##### DATASET ROWS

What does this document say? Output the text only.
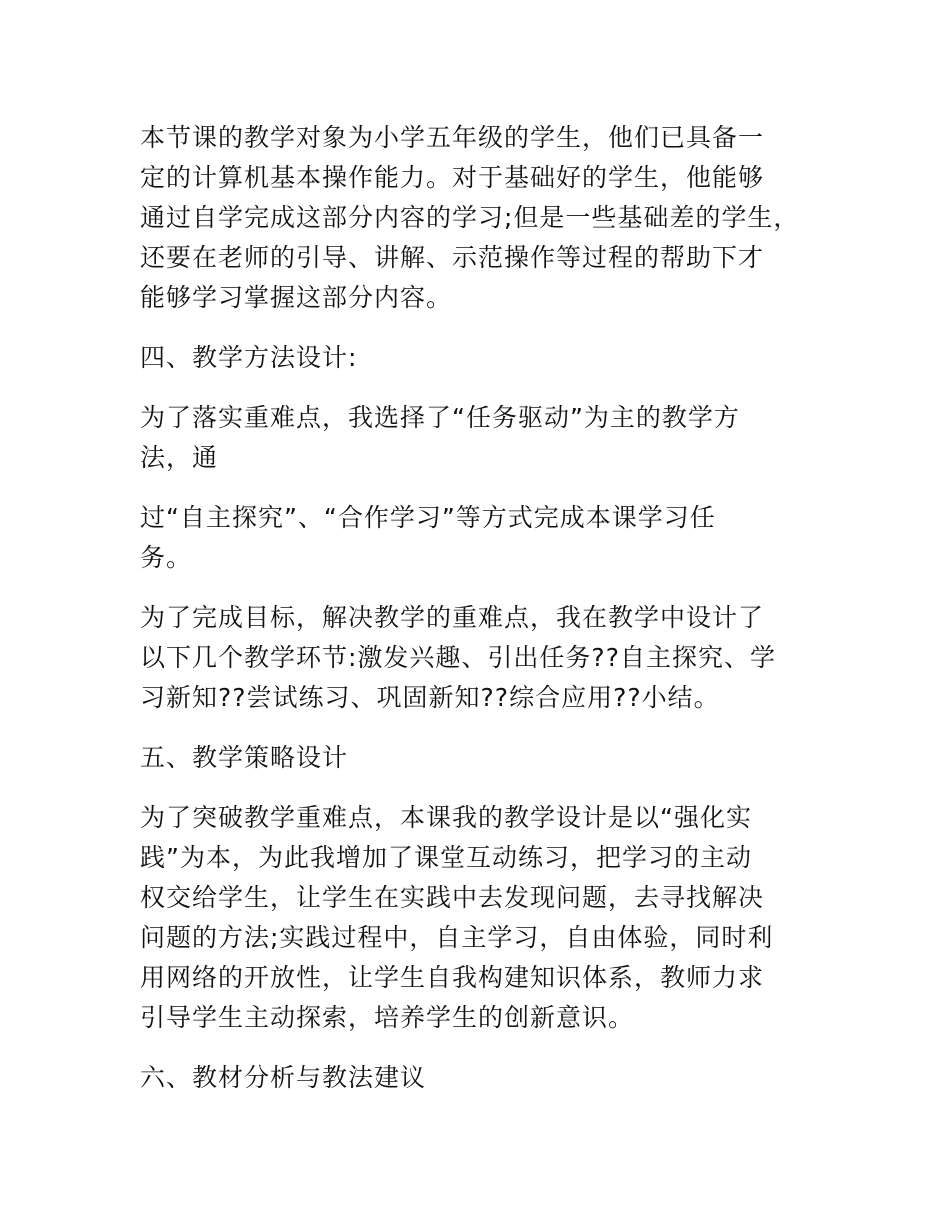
本节课的教学对象为小学五年级的学生，他们已具备一
定的计算机基本操作能力。对于基础好的学生，他能够
通过自学完成这部分内容的学习;但是一些基础差的学生，
还要在老师的引导、讲解、示范操作等过程的帮助下才
能够学习掌握这部分内容。
四、教学方法设计:
为了落实重难点，我选择了“任务驱动”为主的教学方
法，通
过“自主探究”、“合作学习”等方式完成本课学习任
务。
为了完成目标，解决教学的重难点，我在教学中设计了
以下几个教学环节:激发兴趣、引出任务??自主探究、学
习新知??尝试练习、巩固新知??综合应用??小结。
五、教学策略设计
为了突破教学重难点，本课我的教学设计是以“强化实
践”为本，为此我增加了课堂互动练习，把学习的主动
权交给学生，让学生在实践中去发现问题，去寻找解决
问题的方法;实践过程中，自主学习，自由体验，同时利
用网络的开放性，让学生自我构建知识体系，教师力求
引导学生主动探索，培养学生的创新意识。
六、教材分析与教法建议
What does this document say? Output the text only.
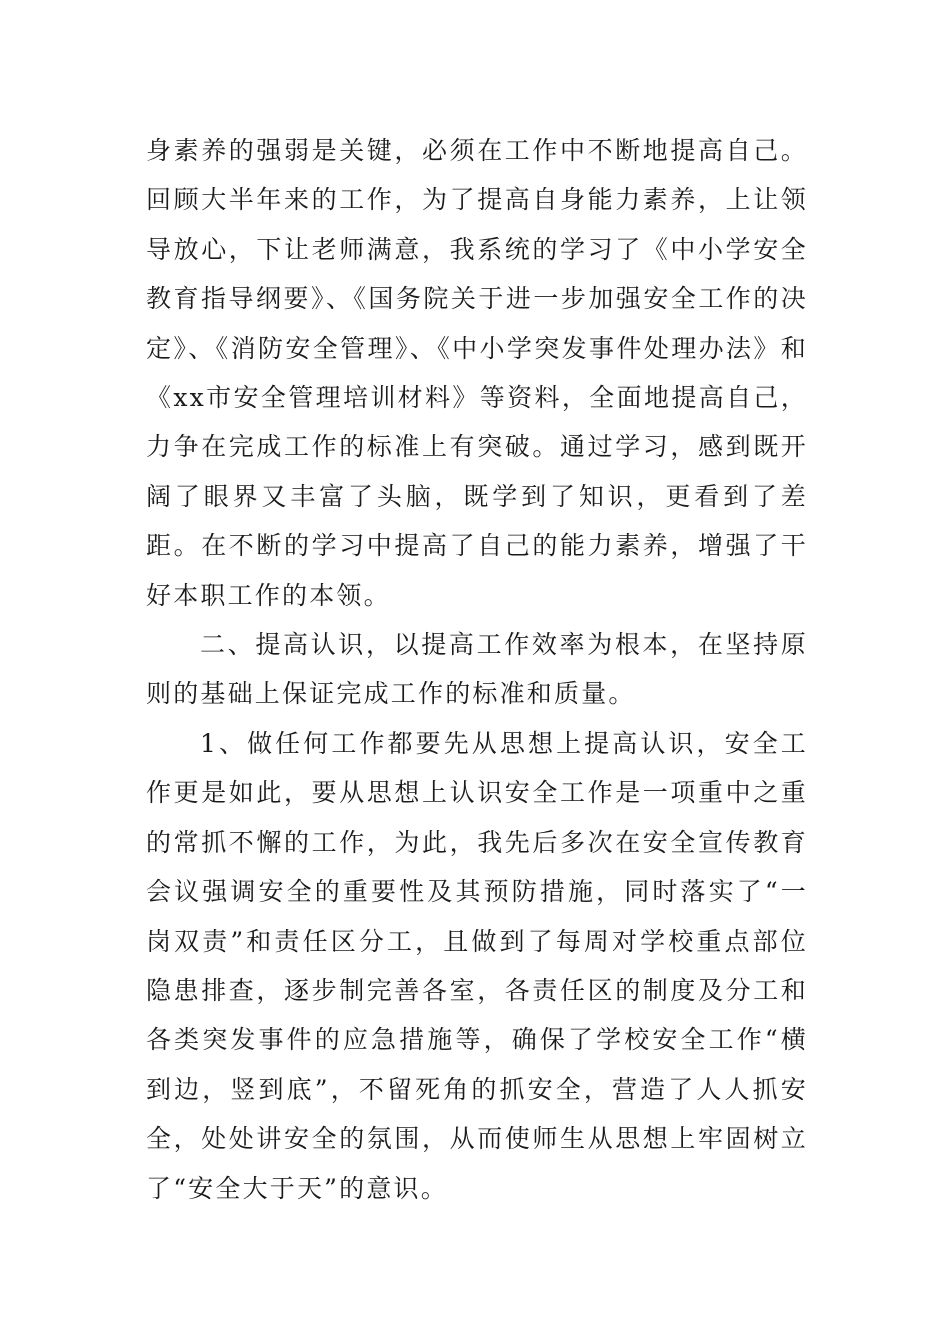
身素养的强弱是关键，必须在工作中不断地提高自己。回顾大半年来的工作，为了提高自身能力素养，上让领导放心，下让老师满意，我系统的学习了《中小学安全教育指导纲要》、《国务院关于进一步加强安全工作的决定》、《消防安全管理》、《中小学突发事件处理办法》和《xx市安全管理培训材料》等资料，全面地提高自己，力争在完成工作的标准上有突破。通过学习，感到既开阔了眼界又丰富了头脑，既学到了知识，更看到了差距。在不断的学习中提高了自己的能力素养，增强了干好本职工作的本领。

二、提高认识，以提高工作效率为根本，在坚持原则的基础上保证完成工作的标准和质量。

1、做任何工作都要先从思想上提高认识，安全工作更是如此，要从思想上认识安全工作是一项重中之重的常抓不懈的工作，为此，我先后多次在安全宣传教育会议强调安全的重要性及其预防措施，同时落实了“一岗双责”和责任区分工，且做到了每周对学校重点部位隐患排查，逐步制完善各室，各责任区的制度及分工和各类突发事件的应急措施等，确保了学校安全工作“横到边，竖到底”，不留死角的抓安全，营造了人人抓安全，处处讲安全的氛围，从而使师生从思想上牢固树立了“安全大于天”的意识。
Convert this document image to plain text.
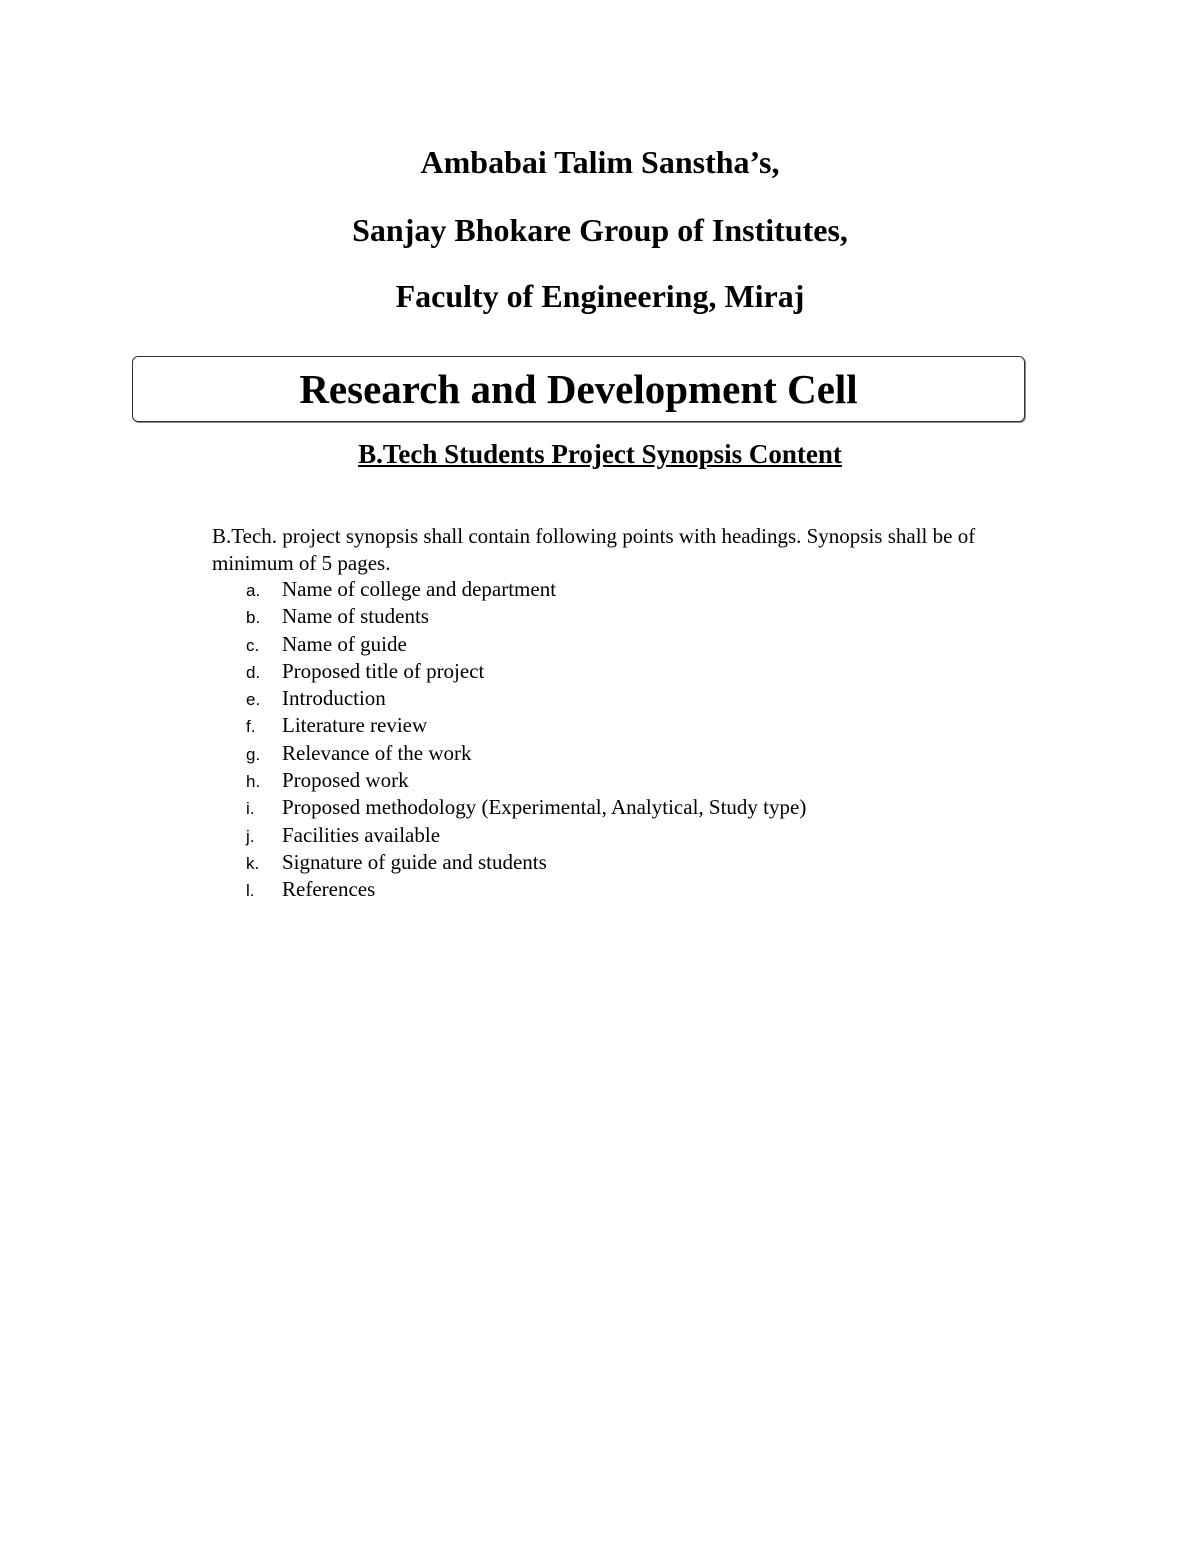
Ambabai Talim Sanstha’s,
Sanjay Bhokare Group of Institutes,
Faculty of Engineering, Miraj
Research and Development Cell
B.Tech Students Project Synopsis Content
B.Tech. project synopsis shall contain following points with headings. Synopsis shall be of minimum of 5 pages.
a. Name of college and department
b. Name of students
c. Name of guide
d. Proposed title of project
e. Introduction
f. Literature review
g. Relevance of the work
h. Proposed work
i. Proposed methodology (Experimental, Analytical, Study type)
j. Facilities available
k. Signature of guide and students
l. References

##########

**REQUIRED TASK**:
Determine the number of lines in these entries that contain the word "Synopsis", and write only that number.

**RESULT BELOW**:
2